The request >> Reproduce all entries precisely, down to the last character.

______

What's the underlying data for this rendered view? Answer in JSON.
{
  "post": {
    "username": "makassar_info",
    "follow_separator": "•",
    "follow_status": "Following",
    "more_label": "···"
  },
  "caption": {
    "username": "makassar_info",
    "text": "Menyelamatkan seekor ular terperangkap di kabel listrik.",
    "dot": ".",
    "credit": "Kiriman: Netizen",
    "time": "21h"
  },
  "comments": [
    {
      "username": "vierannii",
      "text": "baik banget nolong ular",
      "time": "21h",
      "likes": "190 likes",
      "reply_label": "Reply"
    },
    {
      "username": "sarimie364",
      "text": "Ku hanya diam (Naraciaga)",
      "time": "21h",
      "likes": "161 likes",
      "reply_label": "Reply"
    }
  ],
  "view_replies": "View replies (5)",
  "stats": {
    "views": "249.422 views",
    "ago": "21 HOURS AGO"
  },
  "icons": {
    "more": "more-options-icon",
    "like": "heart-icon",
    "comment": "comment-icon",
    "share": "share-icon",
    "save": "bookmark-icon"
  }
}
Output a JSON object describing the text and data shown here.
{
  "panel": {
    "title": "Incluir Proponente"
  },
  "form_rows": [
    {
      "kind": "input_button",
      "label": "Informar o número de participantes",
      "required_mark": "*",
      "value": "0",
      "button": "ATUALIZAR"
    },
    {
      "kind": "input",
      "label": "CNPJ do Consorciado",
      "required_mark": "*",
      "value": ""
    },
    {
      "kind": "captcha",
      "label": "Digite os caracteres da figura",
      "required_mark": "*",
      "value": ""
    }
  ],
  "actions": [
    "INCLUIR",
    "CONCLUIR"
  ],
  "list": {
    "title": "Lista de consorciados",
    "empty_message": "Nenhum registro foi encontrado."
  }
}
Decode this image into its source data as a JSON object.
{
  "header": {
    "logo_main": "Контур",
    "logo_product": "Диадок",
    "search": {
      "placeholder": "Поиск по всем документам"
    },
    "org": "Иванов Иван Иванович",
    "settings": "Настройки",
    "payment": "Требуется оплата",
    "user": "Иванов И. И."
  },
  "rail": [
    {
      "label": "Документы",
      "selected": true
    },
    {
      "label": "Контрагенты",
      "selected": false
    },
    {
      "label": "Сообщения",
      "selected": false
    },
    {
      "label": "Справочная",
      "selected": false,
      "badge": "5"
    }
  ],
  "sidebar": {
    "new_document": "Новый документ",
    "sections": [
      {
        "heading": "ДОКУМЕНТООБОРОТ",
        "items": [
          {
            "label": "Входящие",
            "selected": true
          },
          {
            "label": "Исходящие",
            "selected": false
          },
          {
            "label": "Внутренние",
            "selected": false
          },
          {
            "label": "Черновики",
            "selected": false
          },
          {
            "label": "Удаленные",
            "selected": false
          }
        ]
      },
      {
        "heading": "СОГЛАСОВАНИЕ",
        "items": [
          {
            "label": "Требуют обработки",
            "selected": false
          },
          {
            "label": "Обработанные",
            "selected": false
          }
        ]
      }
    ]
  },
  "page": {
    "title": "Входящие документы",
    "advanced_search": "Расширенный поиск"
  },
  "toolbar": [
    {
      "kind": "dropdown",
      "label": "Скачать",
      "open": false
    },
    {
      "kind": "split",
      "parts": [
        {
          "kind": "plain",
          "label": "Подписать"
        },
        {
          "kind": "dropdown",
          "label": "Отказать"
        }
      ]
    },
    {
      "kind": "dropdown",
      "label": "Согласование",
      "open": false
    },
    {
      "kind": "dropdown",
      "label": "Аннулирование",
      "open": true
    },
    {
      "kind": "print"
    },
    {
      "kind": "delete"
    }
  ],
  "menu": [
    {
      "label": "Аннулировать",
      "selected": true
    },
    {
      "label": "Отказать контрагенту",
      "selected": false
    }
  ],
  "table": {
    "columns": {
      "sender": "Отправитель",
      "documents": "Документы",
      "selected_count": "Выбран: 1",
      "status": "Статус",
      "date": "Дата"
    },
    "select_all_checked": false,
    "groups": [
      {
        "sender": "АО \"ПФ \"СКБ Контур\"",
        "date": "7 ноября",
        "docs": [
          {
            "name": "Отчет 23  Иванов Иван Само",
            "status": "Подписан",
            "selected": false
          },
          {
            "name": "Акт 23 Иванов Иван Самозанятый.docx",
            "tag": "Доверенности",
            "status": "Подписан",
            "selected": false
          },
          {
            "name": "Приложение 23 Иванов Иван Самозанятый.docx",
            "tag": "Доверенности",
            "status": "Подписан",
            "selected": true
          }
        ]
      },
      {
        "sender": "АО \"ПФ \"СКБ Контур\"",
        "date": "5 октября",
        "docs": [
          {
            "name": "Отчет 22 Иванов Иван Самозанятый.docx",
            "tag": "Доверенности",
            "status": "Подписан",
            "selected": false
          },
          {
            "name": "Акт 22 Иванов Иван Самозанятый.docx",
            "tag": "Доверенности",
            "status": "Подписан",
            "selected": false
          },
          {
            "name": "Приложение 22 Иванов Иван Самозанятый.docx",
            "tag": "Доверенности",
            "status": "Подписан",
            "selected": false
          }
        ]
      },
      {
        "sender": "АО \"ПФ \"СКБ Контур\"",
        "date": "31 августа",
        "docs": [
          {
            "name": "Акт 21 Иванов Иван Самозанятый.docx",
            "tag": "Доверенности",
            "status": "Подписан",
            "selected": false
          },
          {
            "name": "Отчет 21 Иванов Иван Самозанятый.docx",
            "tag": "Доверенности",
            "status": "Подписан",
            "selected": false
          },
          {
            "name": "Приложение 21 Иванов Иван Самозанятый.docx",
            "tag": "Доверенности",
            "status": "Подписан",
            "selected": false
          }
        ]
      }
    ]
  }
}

______

The completed task >>
What's the underlying data for this rendered view? Answer in JSON.
{
  "post": {
    "username": "makassar_info",
    "follow_separator": "•",
    "follow_status": "Following",
    "more_label": "···"
  },
  "caption": {
    "username": "makassar_info",
    "text": "Menyelamatkan seekor ular terperangkap di kabel listrik.",
    "dot": ".",
    "credit": "Kiriman: Netizen",
    "time": "21h"
  },
  "comments": [
    {
      "username": "vierannii",
      "text": "baik banget nolong ular",
      "time": "21h",
      "likes": "190 likes",
      "reply_label": "Reply"
    },
    {
      "username": "sarimie364",
      "text": "Ku hanya diam (Naraciaga)",
      "time": "21h",
      "likes": "161 likes",
      "reply_label": "Reply"
    }
  ],
  "view_replies": "View replies (5)",
  "stats": {
    "views": "249.422 views",
    "ago": "21 HOURS AGO"
  },
  "icons": {
    "more": "more-options-icon",
    "like": "heart-icon",
    "comment": "comment-icon",
    "share": "share-icon",
    "save": "bookmark-icon"
  }
}
Output a JSON object describing the text and data shown here.
{
  "panel": {
    "title": "Incluir Proponente"
  },
  "form_rows": [
    {
      "kind": "input_button",
      "label": "Informar o número de participantes",
      "required_mark": "*",
      "value": "0",
      "button": "ATUALIZAR"
    },
    {
      "kind": "input",
      "label": "CNPJ do Consorciado",
      "required_mark": "*",
      "value": ""
    },
    {
      "kind": "captcha",
      "label": "Digite os caracteres da figura",
      "required_mark": "*",
      "value": ""
    }
  ],
  "actions": [
    "INCLUIR",
    "CONCLUIR"
  ],
  "list": {
    "title": "Lista de consorciados",
    "empty_message": "Nenhum registro foi encontrado."
  }
}
Decode this image into its source data as a JSON object.
{
  "header": {
    "logo_main": "Контур",
    "logo_product": "Диадок",
    "search": {
      "placeholder": "Поиск по всем документам"
    },
    "org": "Иванов Иван Иванович",
    "settings": "Настройки",
    "payment": "Требуется оплата",
    "user": "Иванов И. И."
  },
  "rail": [
    {
      "label": "Документы",
      "selected": true
    },
    {
      "label": "Контрагенты",
      "selected": false
    },
    {
      "label": "Сообщения",
      "selected": false
    },
    {
      "label": "Справочная",
      "selected": false,
      "badge": "5"
    }
  ],
  "sidebar": {
    "new_document": "Новый документ",
    "sections": [
      {
        "heading": "ДОКУМЕНТООБОРОТ",
        "items": [
          {
            "label": "Входящие",
            "selected": true
          },
          {
            "label": "Исходящие",
            "selected": false
          },
          {
            "label": "Внутренние",
            "selected": false
          },
          {
            "label": "Черновики",
            "selected": false
          },
          {
            "label": "Удаленные",
            "selected": false
          }
        ]
      },
      {
        "heading": "СОГЛАСОВАНИЕ",
        "items": [
          {
            "label": "Требуют обработки",
            "selected": false
          },
          {
            "label": "Обработанные",
            "selected": false
          }
        ]
      }
    ]
  },
  "page": {
    "title": "Входящие документы",
    "advanced_search": "Расширенный поиск"
  },
  "toolbar": [
    {
      "kind": "dropdown",
      "label": "Скачать",
      "open": false
    },
    {
      "kind": "split",
      "parts": [
        {
          "kind": "plain",
          "label": "Подписать"
        },
        {
          "kind": "dropdown",
          "label": "Отказать"
        }
      ]
    },
    {
      "kind": "dropdown",
      "label": "Согласование",
      "open": false
    },
    {
      "kind": "dropdown",
      "label": "Аннулирование",
      "open": true
    },
    {
      "kind": "print"
    },
    {
      "kind": "delete"
    }
  ],
  "menu": [
    {
      "label": "Аннулировать",
      "selected": true
    },
    {
      "label": "Отказать контрагенту",
      "selected": false
    }
  ],
  "table": {
    "columns": {
      "sender": "Отправитель",
      "documents": "Документы",
      "selected_count": "Выбран: 1",
      "status": "Статус",
      "date": "Дата"
    },
    "select_all_checked": false,
    "groups": [
      {
        "sender": "АО \"ПФ \"СКБ Контур\"",
        "date": "7 ноября",
        "docs": [
          {
            "name": "Отчет 23  Иванов Иван Само",
            "status": "Подписан",
            "selected": false
          },
          {
            "name": "Акт 23 Иванов Иван Самозанятый.docx",
            "tag": "Доверенности",
            "status": "Подписан",
            "selected": false
          },
          {
            "name": "Приложение 23 Иванов Иван Самозанятый.docx",
            "tag": "Доверенности",
            "status": "Подписан",
            "selected": true
          }
        ]
      },
      {
        "sender": "АО \"ПФ \"СКБ Контур\"",
        "date": "5 октября",
        "docs": [
          {
            "name": "Отчет 22 Иванов Иван Самозанятый.docx",
            "tag": "Доверенности",
            "status": "Подписан",
            "selected": false
          },
          {
            "name": "Акт 22 Иванов Иван Самозанятый.docx",
            "tag": "Доверенности",
            "status": "Подписан",
            "selected": false
          },
          {
            "name": "Приложение 22 Иванов Иван Самозанятый.docx",
            "tag": "Доверенности",
            "status": "Подписан",
            "selected": false
          }
        ]
      },
      {
        "sender": "АО \"ПФ \"СКБ Контур\"",
        "date": "31 августа",
        "docs": [
          {
            "name": "Акт 21 Иванов Иван Самозанятый.docx",
            "tag": "Доверенности",
            "status": "Подписан",
            "selected": false
          },
          {
            "name": "Отчет 21 Иванов Иван Самозанятый.docx",
            "tag": "Доверенности",
            "status": "Подписан",
            "selected": false
          },
          {
            "name": "Приложение 21 Иванов Иван Самозанятый.docx",
            "tag": "Доверенности",
            "status": "Подписан",
            "selected": false
          }
        ]
      }
    ]
  }
}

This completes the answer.